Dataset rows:
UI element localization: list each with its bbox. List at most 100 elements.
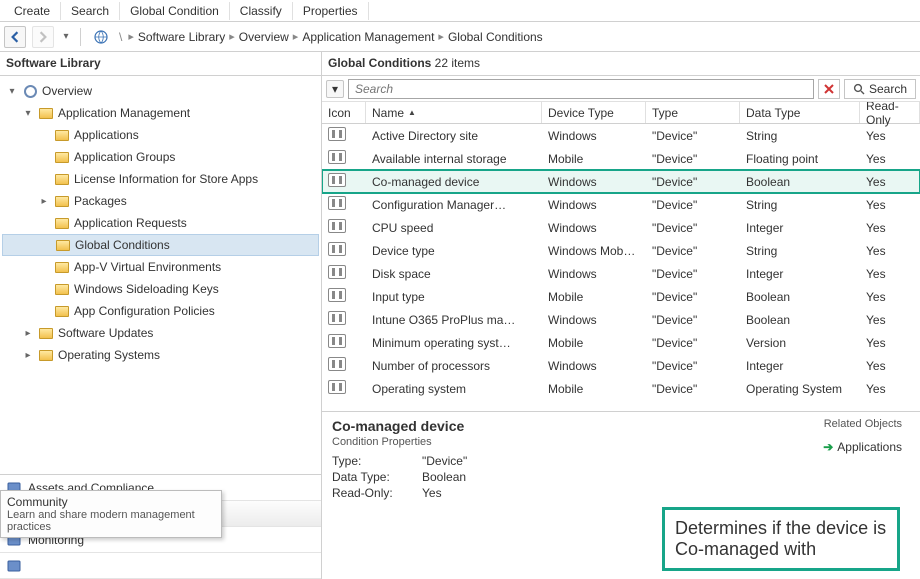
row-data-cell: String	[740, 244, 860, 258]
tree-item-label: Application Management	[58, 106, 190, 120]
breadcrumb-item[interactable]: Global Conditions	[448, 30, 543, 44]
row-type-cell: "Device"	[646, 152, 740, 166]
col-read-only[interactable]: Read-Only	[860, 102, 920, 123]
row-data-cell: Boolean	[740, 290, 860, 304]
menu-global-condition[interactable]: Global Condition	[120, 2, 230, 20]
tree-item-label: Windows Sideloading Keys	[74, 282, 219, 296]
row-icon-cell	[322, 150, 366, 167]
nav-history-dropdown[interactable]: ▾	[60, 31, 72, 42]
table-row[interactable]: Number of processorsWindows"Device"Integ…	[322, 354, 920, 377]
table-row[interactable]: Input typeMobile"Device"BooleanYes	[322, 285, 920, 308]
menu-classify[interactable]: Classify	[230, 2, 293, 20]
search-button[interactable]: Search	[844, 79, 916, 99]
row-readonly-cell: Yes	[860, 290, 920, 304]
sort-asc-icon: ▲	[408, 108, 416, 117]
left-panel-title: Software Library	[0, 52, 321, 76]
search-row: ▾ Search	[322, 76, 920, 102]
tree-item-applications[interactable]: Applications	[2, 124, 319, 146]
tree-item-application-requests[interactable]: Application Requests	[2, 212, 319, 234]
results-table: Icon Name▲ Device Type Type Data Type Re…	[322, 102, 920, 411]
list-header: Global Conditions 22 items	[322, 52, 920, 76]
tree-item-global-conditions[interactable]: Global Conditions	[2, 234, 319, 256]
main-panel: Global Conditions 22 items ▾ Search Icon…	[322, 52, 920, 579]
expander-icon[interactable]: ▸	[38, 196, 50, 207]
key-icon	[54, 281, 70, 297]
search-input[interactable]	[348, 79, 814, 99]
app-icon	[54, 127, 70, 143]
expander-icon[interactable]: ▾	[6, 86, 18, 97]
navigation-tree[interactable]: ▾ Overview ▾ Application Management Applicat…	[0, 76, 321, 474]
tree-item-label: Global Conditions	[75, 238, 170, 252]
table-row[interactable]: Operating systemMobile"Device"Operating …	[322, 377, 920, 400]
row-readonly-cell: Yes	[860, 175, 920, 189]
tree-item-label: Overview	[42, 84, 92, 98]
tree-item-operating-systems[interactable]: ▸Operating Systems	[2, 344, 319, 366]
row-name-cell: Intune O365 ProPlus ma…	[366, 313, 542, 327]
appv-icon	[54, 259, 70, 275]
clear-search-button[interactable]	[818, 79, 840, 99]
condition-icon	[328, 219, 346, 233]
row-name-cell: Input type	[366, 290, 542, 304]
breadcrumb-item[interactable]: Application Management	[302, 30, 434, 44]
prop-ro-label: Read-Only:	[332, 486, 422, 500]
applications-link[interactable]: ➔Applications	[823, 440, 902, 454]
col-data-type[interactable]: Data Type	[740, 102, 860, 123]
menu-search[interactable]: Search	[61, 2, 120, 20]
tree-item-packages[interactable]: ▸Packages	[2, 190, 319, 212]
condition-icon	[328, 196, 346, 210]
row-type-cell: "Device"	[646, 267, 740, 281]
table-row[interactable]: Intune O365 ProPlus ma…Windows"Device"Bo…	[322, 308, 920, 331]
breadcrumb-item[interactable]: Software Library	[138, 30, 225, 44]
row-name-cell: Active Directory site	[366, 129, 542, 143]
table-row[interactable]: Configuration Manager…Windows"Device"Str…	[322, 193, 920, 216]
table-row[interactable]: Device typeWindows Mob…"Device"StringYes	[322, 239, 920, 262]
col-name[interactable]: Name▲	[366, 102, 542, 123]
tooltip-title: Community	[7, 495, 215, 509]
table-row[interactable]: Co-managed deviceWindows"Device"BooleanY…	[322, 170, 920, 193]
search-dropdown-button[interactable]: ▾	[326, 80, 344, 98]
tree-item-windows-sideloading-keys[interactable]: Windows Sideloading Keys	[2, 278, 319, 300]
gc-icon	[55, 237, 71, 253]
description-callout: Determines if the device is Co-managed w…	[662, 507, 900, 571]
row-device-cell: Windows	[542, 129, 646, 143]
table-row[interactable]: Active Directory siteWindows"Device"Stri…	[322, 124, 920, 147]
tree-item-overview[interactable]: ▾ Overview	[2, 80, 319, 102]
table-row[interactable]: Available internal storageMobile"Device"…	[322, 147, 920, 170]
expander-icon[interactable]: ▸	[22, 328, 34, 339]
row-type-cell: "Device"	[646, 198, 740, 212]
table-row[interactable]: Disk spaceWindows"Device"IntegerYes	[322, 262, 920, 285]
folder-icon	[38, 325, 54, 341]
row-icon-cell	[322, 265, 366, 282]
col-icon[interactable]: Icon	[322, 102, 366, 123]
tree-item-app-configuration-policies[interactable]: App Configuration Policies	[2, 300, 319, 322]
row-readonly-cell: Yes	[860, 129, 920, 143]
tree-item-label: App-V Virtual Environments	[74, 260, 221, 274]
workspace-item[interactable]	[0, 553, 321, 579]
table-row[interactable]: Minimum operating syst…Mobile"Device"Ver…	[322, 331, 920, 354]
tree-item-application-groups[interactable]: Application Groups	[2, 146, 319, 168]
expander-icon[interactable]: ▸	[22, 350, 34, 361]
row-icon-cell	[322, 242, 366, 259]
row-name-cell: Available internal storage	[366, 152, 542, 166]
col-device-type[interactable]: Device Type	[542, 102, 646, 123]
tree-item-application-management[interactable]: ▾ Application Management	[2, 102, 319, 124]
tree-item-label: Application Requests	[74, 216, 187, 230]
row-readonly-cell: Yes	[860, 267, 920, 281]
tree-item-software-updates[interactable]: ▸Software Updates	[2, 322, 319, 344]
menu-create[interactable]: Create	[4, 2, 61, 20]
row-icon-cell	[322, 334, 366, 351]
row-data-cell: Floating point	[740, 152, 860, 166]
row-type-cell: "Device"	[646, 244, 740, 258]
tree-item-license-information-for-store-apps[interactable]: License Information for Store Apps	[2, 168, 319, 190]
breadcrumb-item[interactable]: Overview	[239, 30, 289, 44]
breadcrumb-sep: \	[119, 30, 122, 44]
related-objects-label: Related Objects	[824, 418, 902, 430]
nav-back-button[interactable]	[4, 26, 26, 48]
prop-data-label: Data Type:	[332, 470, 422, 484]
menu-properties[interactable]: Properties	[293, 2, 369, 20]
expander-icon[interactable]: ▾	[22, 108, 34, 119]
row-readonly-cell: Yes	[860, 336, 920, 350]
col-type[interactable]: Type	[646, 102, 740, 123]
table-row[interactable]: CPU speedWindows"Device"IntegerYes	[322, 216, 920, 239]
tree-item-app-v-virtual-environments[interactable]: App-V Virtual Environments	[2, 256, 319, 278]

---

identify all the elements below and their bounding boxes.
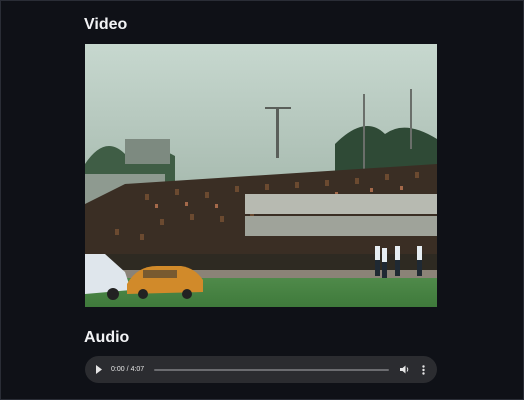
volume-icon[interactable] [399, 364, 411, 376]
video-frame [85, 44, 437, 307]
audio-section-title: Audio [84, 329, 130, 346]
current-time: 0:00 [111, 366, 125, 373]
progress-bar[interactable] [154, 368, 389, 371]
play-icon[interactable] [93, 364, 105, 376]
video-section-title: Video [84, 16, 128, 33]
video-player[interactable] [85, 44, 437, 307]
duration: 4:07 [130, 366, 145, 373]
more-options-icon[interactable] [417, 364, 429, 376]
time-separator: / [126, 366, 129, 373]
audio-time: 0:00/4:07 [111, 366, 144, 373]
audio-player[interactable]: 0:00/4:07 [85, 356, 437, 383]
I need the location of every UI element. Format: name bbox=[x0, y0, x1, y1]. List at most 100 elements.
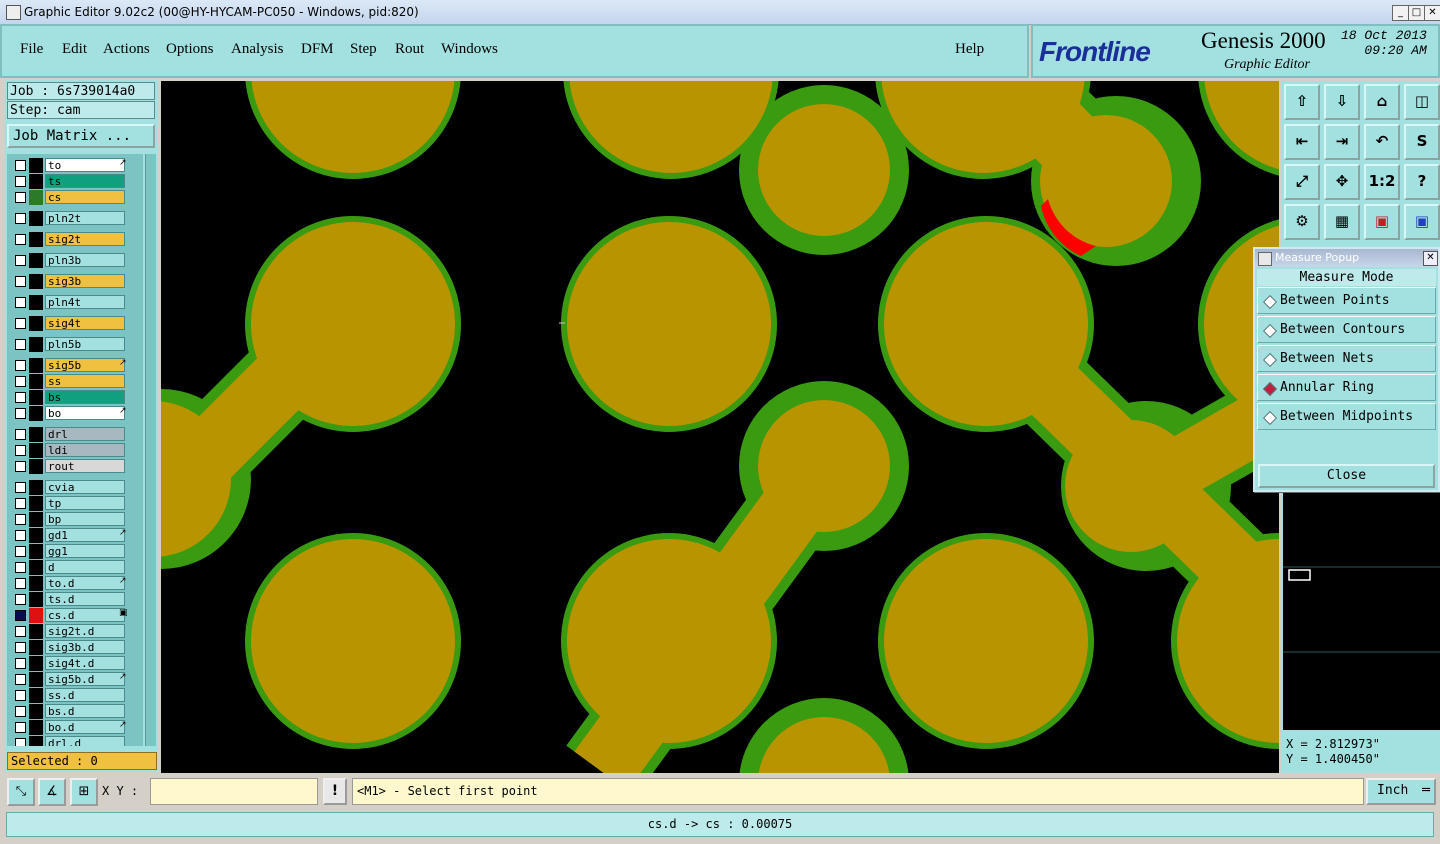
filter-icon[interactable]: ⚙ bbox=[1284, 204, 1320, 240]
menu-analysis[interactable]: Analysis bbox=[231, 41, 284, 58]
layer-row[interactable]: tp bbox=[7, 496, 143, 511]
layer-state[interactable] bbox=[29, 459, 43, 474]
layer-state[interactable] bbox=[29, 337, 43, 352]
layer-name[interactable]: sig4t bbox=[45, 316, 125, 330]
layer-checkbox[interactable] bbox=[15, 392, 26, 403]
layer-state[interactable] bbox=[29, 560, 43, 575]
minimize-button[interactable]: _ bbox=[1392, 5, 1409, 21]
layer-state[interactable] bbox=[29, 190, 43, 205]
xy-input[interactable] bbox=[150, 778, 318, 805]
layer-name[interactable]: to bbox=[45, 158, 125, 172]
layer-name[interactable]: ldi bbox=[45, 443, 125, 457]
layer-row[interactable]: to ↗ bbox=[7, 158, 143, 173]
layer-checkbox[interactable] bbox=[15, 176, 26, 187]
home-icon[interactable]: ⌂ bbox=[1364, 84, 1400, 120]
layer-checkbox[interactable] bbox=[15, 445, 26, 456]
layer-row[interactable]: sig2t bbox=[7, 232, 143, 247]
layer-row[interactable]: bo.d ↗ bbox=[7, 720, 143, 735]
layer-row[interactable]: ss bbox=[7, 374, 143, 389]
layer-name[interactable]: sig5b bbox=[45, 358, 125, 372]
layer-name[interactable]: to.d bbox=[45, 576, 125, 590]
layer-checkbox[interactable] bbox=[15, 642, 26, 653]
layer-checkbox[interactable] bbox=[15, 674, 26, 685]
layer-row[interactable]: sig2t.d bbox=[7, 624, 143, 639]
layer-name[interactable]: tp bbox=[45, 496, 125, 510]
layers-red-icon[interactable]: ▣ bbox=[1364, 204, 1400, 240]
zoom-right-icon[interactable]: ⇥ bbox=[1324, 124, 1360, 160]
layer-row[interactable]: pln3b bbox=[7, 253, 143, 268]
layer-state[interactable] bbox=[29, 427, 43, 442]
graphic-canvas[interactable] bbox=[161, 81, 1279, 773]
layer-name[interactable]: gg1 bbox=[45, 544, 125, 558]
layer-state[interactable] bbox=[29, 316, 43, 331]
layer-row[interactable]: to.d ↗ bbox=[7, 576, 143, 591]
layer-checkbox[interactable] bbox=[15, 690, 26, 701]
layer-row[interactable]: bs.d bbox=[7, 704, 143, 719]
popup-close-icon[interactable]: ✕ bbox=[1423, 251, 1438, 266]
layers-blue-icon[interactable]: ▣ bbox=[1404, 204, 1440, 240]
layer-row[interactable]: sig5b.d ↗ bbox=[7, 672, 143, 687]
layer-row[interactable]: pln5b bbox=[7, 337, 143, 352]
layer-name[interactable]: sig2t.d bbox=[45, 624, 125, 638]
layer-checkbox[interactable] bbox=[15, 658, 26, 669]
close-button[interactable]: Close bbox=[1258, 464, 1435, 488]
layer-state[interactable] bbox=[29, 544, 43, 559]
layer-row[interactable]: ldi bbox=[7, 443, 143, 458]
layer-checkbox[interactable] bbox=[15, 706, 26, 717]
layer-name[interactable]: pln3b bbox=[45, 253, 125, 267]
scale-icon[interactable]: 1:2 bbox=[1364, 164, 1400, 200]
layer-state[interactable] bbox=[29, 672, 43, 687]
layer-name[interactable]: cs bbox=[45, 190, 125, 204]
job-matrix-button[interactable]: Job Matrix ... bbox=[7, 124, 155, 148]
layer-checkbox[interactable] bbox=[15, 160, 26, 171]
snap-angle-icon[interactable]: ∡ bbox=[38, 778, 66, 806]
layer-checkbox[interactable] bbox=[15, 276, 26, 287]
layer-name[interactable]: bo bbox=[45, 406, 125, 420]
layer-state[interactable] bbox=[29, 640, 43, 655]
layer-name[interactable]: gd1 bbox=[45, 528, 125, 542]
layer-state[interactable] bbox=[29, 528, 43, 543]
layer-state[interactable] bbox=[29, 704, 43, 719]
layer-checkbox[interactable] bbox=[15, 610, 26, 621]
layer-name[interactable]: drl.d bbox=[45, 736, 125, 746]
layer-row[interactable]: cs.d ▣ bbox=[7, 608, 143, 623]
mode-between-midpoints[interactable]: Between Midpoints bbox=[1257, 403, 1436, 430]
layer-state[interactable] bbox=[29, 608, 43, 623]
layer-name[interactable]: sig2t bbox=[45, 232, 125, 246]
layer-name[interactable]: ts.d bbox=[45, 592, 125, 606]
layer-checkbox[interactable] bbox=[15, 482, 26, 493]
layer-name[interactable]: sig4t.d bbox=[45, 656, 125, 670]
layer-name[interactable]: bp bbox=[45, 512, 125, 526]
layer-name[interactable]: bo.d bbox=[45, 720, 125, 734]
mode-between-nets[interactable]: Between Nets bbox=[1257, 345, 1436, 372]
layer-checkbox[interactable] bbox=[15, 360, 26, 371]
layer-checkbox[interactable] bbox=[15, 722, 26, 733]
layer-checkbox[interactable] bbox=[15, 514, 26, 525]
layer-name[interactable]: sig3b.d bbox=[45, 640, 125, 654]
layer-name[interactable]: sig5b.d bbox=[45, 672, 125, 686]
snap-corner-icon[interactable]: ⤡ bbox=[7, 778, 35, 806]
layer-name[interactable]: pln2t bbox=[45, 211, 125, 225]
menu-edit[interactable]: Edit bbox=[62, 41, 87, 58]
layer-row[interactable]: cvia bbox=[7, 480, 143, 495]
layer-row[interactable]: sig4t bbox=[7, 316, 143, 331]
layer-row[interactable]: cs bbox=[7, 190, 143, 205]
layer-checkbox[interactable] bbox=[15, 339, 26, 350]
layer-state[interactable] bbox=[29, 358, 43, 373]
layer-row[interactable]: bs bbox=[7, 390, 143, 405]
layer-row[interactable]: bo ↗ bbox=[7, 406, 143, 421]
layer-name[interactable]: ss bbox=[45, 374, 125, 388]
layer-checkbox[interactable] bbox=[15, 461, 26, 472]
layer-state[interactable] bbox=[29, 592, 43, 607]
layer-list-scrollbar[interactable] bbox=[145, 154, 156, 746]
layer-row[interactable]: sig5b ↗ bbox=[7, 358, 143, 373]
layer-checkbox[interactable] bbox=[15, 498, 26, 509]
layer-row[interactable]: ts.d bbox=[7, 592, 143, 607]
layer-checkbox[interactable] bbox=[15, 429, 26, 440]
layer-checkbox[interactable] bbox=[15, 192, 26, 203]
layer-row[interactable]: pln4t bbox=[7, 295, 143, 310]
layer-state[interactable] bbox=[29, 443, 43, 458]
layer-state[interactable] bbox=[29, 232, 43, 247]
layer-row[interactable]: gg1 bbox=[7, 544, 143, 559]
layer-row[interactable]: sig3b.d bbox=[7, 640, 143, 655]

Objective: Recast the entries starting with the line that contains "volume-icon[interactable] [399, 364, 411, 376]" and going on through the line that contains "video-section-title: Video [84, 16, 128, 33]" as a Markdown table with the columns Row and Line, leaving out any blank lines.

Response:
| Row | Line |
|---|---|
| 1 | volume-icon[interactable] [399, 364, 411, 376] |
| 2 | video-frame [85, 44, 437, 307] |
| 3 | audio-section-title: Audio [84, 329, 130, 346] |
| 4 | current-time: 0:00 [111, 366, 125, 373] |
| 5 | progress-bar[interactable] [154, 368, 389, 371] |
| 6 | play-icon[interactable] [93, 364, 105, 376] |
| 7 | video-section-title: Video [84, 16, 128, 33] |